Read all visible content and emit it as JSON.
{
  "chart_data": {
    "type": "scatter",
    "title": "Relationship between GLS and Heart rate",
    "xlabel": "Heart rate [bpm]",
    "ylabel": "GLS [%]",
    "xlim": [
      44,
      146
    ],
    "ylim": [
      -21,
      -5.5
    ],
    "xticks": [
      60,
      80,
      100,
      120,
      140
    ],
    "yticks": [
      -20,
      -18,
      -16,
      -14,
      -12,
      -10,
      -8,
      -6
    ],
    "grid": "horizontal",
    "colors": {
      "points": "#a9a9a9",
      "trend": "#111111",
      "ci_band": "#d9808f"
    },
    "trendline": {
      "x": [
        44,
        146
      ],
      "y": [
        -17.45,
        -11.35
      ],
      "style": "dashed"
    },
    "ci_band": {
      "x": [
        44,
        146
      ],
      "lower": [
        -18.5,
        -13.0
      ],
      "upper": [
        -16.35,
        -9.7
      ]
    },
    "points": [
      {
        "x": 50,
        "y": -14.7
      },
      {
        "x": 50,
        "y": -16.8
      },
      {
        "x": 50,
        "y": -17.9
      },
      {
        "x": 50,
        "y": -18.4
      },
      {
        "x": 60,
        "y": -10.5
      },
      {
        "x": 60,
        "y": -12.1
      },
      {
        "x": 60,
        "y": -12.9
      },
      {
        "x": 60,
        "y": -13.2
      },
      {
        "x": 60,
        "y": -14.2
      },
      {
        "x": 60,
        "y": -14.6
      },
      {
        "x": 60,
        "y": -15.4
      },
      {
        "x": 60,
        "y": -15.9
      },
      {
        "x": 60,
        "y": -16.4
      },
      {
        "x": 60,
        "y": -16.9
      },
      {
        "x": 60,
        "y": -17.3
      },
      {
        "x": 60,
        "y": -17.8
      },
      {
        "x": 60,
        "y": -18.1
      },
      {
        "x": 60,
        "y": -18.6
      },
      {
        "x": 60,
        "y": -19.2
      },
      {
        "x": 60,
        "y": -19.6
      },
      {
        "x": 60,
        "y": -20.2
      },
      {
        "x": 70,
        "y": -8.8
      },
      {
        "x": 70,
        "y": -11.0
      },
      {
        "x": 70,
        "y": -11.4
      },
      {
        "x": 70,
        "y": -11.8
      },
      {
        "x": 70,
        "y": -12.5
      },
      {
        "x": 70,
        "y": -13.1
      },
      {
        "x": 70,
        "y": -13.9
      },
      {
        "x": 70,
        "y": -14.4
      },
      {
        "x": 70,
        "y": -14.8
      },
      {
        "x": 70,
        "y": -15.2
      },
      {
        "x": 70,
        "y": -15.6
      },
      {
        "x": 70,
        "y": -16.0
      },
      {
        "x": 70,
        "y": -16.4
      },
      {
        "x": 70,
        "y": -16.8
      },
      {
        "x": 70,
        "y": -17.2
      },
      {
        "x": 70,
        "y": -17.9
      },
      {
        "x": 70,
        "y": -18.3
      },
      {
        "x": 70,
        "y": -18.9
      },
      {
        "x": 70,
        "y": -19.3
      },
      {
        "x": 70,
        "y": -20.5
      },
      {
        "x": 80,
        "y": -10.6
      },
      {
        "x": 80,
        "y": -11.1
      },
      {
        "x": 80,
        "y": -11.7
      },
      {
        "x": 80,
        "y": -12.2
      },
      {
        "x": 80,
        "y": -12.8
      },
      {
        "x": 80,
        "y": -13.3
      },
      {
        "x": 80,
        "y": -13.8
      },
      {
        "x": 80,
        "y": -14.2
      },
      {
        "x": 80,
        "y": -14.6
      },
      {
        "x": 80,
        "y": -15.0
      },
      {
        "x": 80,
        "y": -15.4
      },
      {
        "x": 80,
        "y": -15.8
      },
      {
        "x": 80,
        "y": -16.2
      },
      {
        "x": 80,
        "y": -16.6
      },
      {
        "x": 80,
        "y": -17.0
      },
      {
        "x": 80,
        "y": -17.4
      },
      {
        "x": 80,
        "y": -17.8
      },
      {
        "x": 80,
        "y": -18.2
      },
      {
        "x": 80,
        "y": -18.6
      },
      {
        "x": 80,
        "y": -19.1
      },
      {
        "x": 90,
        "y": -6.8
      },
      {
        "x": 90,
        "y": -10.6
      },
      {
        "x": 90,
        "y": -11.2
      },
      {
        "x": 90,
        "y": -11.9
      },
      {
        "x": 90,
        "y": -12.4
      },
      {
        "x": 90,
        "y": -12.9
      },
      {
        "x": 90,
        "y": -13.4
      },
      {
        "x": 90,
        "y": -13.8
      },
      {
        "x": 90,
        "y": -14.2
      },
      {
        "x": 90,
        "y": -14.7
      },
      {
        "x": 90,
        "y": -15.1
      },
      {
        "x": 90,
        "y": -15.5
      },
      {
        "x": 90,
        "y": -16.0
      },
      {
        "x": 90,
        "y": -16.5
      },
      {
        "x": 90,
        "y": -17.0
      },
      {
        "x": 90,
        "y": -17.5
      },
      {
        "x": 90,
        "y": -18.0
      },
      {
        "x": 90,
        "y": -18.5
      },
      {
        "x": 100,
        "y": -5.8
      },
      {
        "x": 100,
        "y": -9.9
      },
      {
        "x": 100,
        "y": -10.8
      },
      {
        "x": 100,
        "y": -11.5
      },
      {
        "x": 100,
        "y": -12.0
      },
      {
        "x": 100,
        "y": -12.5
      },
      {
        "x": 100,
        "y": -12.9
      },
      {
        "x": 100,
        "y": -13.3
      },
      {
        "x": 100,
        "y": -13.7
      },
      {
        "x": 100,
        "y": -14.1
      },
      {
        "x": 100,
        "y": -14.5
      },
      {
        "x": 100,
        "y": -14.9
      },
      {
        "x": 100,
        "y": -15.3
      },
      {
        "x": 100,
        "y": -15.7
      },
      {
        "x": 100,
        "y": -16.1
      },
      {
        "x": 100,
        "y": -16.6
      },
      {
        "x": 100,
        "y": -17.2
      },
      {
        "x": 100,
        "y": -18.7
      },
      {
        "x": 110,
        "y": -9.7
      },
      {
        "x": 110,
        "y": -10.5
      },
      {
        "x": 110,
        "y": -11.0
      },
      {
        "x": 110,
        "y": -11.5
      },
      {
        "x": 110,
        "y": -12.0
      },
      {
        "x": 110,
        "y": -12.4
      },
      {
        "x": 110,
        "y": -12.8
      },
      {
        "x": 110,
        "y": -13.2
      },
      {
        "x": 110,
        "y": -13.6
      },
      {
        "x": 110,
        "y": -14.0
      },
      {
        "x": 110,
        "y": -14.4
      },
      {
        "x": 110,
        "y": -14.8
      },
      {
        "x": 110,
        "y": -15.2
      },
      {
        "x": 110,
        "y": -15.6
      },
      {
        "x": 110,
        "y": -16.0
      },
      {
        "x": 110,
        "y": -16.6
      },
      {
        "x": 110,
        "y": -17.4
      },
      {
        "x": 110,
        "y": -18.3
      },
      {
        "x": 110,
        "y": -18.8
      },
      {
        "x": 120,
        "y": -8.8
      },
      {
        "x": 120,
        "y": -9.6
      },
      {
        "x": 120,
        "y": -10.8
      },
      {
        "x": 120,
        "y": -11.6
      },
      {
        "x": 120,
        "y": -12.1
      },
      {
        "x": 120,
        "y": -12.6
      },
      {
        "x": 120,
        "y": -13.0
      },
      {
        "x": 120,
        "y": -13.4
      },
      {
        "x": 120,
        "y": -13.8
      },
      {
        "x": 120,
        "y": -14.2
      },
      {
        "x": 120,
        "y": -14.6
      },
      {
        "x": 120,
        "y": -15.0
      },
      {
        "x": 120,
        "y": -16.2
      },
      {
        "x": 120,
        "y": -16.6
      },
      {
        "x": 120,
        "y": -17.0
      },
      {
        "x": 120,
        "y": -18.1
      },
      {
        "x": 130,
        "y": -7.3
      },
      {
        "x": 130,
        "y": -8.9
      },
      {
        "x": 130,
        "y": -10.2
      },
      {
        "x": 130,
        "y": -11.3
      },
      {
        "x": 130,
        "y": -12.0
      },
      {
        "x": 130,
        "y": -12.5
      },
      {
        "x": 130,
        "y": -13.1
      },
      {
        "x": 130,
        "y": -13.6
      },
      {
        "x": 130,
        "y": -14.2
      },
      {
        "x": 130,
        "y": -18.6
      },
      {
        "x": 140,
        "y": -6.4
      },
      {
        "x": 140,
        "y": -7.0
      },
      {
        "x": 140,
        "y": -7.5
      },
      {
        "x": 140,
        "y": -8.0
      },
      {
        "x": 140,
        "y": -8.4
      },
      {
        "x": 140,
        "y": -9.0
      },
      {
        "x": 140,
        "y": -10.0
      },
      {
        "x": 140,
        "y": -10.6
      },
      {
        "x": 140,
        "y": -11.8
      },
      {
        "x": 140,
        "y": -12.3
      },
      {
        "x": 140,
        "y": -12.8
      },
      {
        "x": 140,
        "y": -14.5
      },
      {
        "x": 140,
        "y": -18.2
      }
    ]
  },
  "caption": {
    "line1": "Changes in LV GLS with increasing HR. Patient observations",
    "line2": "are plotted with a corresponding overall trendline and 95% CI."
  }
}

════════════════════

Aim of the task.
Work out how many lines of the listing above include "rate". Answer with the number and nothing more.

Worked solution.
2